Stored data:

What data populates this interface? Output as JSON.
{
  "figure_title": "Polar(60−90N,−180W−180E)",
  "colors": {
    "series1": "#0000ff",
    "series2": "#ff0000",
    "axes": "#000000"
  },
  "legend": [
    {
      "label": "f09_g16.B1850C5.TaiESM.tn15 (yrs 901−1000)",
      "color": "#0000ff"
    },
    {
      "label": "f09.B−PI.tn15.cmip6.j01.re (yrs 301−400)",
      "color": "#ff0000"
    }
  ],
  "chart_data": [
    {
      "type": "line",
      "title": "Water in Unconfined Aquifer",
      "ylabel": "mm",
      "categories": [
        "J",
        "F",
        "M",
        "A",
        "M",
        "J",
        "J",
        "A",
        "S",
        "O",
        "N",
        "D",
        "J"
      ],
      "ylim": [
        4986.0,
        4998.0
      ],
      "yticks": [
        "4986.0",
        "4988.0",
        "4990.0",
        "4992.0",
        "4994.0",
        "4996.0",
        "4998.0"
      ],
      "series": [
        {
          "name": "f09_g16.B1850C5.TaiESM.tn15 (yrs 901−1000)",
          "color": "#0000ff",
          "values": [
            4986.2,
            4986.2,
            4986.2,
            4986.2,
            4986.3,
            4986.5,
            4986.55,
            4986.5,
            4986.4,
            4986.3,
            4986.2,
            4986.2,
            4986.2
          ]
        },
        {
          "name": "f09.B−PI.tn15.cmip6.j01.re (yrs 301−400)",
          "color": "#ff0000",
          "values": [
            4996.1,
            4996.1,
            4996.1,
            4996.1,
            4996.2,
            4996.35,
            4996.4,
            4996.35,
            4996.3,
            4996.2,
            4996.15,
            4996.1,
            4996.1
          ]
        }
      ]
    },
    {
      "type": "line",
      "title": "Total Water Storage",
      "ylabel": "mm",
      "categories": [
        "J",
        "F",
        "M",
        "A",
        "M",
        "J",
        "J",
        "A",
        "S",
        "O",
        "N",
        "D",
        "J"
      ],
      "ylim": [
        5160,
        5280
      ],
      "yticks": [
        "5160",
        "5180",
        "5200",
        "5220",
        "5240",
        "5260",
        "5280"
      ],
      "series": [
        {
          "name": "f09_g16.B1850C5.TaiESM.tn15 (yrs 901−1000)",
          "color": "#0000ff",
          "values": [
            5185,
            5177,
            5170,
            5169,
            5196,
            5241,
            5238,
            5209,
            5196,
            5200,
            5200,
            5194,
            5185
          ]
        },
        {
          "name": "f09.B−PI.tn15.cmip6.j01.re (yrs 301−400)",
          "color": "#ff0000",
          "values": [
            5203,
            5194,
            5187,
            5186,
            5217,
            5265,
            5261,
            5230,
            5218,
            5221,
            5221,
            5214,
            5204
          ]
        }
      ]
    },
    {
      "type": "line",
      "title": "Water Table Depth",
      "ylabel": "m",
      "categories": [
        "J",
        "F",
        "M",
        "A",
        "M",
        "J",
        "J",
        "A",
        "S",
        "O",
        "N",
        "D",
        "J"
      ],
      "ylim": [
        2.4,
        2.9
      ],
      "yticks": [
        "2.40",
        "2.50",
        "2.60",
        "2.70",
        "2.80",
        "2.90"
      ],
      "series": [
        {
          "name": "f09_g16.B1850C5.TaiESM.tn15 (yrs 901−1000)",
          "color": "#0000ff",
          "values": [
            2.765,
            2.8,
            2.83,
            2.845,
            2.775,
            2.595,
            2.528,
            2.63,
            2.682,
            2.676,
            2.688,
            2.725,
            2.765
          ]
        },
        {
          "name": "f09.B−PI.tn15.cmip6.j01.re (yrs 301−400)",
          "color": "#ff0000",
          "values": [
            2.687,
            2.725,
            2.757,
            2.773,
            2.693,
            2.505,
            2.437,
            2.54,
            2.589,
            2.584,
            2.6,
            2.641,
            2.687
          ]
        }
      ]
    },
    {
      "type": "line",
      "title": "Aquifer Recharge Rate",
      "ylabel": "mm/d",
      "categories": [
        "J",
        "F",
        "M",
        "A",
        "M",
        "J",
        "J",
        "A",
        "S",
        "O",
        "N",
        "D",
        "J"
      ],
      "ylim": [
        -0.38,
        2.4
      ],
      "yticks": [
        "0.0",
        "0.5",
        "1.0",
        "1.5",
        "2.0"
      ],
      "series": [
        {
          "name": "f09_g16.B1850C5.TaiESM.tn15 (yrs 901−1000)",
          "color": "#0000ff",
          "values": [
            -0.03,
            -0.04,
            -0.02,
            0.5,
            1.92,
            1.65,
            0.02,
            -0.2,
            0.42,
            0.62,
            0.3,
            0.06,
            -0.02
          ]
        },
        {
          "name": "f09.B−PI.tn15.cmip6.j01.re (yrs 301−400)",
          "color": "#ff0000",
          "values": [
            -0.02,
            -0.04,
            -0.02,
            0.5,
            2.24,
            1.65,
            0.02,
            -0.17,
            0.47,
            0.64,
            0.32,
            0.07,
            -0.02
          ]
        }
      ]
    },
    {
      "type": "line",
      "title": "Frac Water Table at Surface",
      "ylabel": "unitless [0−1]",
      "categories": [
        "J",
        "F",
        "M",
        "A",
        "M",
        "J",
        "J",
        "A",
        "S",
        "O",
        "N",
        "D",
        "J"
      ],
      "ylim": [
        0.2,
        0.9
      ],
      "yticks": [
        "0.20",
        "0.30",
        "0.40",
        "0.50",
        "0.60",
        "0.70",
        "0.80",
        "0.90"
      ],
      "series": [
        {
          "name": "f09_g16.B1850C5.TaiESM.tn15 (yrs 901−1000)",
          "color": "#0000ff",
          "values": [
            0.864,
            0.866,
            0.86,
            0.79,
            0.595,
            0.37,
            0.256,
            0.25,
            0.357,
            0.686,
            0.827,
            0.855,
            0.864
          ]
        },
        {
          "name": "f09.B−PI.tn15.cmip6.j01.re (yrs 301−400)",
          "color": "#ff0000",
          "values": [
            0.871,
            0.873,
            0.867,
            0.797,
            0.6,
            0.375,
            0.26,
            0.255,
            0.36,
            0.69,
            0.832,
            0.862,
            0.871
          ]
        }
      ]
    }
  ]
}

TO DO:
Return each entry from the material above exactly as it appears.

COMPLETE ANSWER:
What data populates this interface? Output as JSON.
{
  "figure_title": "Polar(60−90N,−180W−180E)",
  "colors": {
    "series1": "#0000ff",
    "series2": "#ff0000",
    "axes": "#000000"
  },
  "legend": [
    {
      "label": "f09_g16.B1850C5.TaiESM.tn15 (yrs 901−1000)",
      "color": "#0000ff"
    },
    {
      "label": "f09.B−PI.tn15.cmip6.j01.re (yrs 301−400)",
      "color": "#ff0000"
    }
  ],
  "chart_data": [
    {
      "type": "line",
      "title": "Water in Unconfined Aquifer",
      "ylabel": "mm",
      "categories": [
        "J",
        "F",
        "M",
        "A",
        "M",
        "J",
        "J",
        "A",
        "S",
        "O",
        "N",
        "D",
        "J"
      ],
      "ylim": [
        4986.0,
        4998.0
      ],
      "yticks": [
        "4986.0",
        "4988.0",
        "4990.0",
        "4992.0",
        "4994.0",
        "4996.0",
        "4998.0"
      ],
      "series": [
        {
          "name": "f09_g16.B1850C5.TaiESM.tn15 (yrs 901−1000)",
          "color": "#0000ff",
          "values": [
            4986.2,
            4986.2,
            4986.2,
            4986.2,
            4986.3,
            4986.5,
            4986.55,
            4986.5,
            4986.4,
            4986.3,
            4986.2,
            4986.2,
            4986.2
          ]
        },
        {
          "name": "f09.B−PI.tn15.cmip6.j01.re (yrs 301−400)",
          "color": "#ff0000",
          "values": [
            4996.1,
            4996.1,
            4996.1,
            4996.1,
            4996.2,
            4996.35,
            4996.4,
            4996.35,
            4996.3,
            4996.2,
            4996.15,
            4996.1,
            4996.1
          ]
        }
      ]
    },
    {
      "type": "line",
      "title": "Total Water Storage",
      "ylabel": "mm",
      "categories": [
        "J",
        "F",
        "M",
        "A",
        "M",
        "J",
        "J",
        "A",
        "S",
        "O",
        "N",
        "D",
        "J"
      ],
      "ylim": [
        5160,
        5280
      ],
      "yticks": [
        "5160",
        "5180",
        "5200",
        "5220",
        "5240",
        "5260",
        "5280"
      ],
      "series": [
        {
          "name": "f09_g16.B1850C5.TaiESM.tn15 (yrs 901−1000)",
          "color": "#0000ff",
          "values": [
            5185,
            5177,
            5170,
            5169,
            5196,
            5241,
            5238,
            5209,
            5196,
            5200,
            5200,
            5194,
            5185
          ]
        },
        {
          "name": "f09.B−PI.tn15.cmip6.j01.re (yrs 301−400)",
          "color": "#ff0000",
          "values": [
            5203,
            5194,
            5187,
            5186,
            5217,
            5265,
            5261,
            5230,
            5218,
            5221,
            5221,
            5214,
            5204
          ]
        }
      ]
    },
    {
      "type": "line",
      "title": "Water Table Depth",
      "ylabel": "m",
      "categories": [
        "J",
        "F",
        "M",
        "A",
        "M",
        "J",
        "J",
        "A",
        "S",
        "O",
        "N",
        "D",
        "J"
      ],
      "ylim": [
        2.4,
        2.9
      ],
      "yticks": [
        "2.40",
        "2.50",
        "2.60",
        "2.70",
        "2.80",
        "2.90"
      ],
      "series": [
        {
          "name": "f09_g16.B1850C5.TaiESM.tn15 (yrs 901−1000)",
          "color": "#0000ff",
          "values": [
            2.765,
            2.8,
            2.83,
            2.845,
            2.775,
            2.595,
            2.528,
            2.63,
            2.682,
            2.676,
            2.688,
            2.725,
            2.765
          ]
        },
        {
          "name": "f09.B−PI.tn15.cmip6.j01.re (yrs 301−400)",
          "color": "#ff0000",
          "values": [
            2.687,
            2.725,
            2.757,
            2.773,
            2.693,
            2.505,
            2.437,
            2.54,
            2.589,
            2.584,
            2.6,
            2.641,
            2.687
          ]
        }
      ]
    },
    {
      "type": "line",
      "title": "Aquifer Recharge Rate",
      "ylabel": "mm/d",
      "categories": [
        "J",
        "F",
        "M",
        "A",
        "M",
        "J",
        "J",
        "A",
        "S",
        "O",
        "N",
        "D",
        "J"
      ],
      "ylim": [
        -0.38,
        2.4
      ],
      "yticks": [
        "0.0",
        "0.5",
        "1.0",
        "1.5",
        "2.0"
      ],
      "series": [
        {
          "name": "f09_g16.B1850C5.TaiESM.tn15 (yrs 901−1000)",
          "color": "#0000ff",
          "values": [
            -0.03,
            -0.04,
            -0.02,
            0.5,
            1.92,
            1.65,
            0.02,
            -0.2,
            0.42,
            0.62,
            0.3,
            0.06,
            -0.02
          ]
        },
        {
          "name": "f09.B−PI.tn15.cmip6.j01.re (yrs 301−400)",
          "color": "#ff0000",
          "values": [
            -0.02,
            -0.04,
            -0.02,
            0.5,
            2.24,
            1.65,
            0.02,
            -0.17,
            0.47,
            0.64,
            0.32,
            0.07,
            -0.02
          ]
        }
      ]
    },
    {
      "type": "line",
      "title": "Frac Water Table at Surface",
      "ylabel": "unitless [0−1]",
      "categories": [
        "J",
        "F",
        "M",
        "A",
        "M",
        "J",
        "J",
        "A",
        "S",
        "O",
        "N",
        "D",
        "J"
      ],
      "ylim": [
        0.2,
        0.9
      ],
      "yticks": [
        "0.20",
        "0.30",
        "0.40",
        "0.50",
        "0.60",
        "0.70",
        "0.80",
        "0.90"
      ],
      "series": [
        {
          "name": "f09_g16.B1850C5.TaiESM.tn15 (yrs 901−1000)",
          "color": "#0000ff",
          "values": [
            0.864,
            0.866,
            0.86,
            0.79,
            0.595,
            0.37,
            0.256,
            0.25,
            0.357,
            0.686,
            0.827,
            0.855,
            0.864
          ]
        },
        {
          "name": "f09.B−PI.tn15.cmip6.j01.re (yrs 301−400)",
          "color": "#ff0000",
          "values": [
            0.871,
            0.873,
            0.867,
            0.797,
            0.6,
            0.375,
            0.26,
            0.255,
            0.36,
            0.69,
            0.832,
            0.862,
            0.871
          ]
        }
      ]
    }
  ]
}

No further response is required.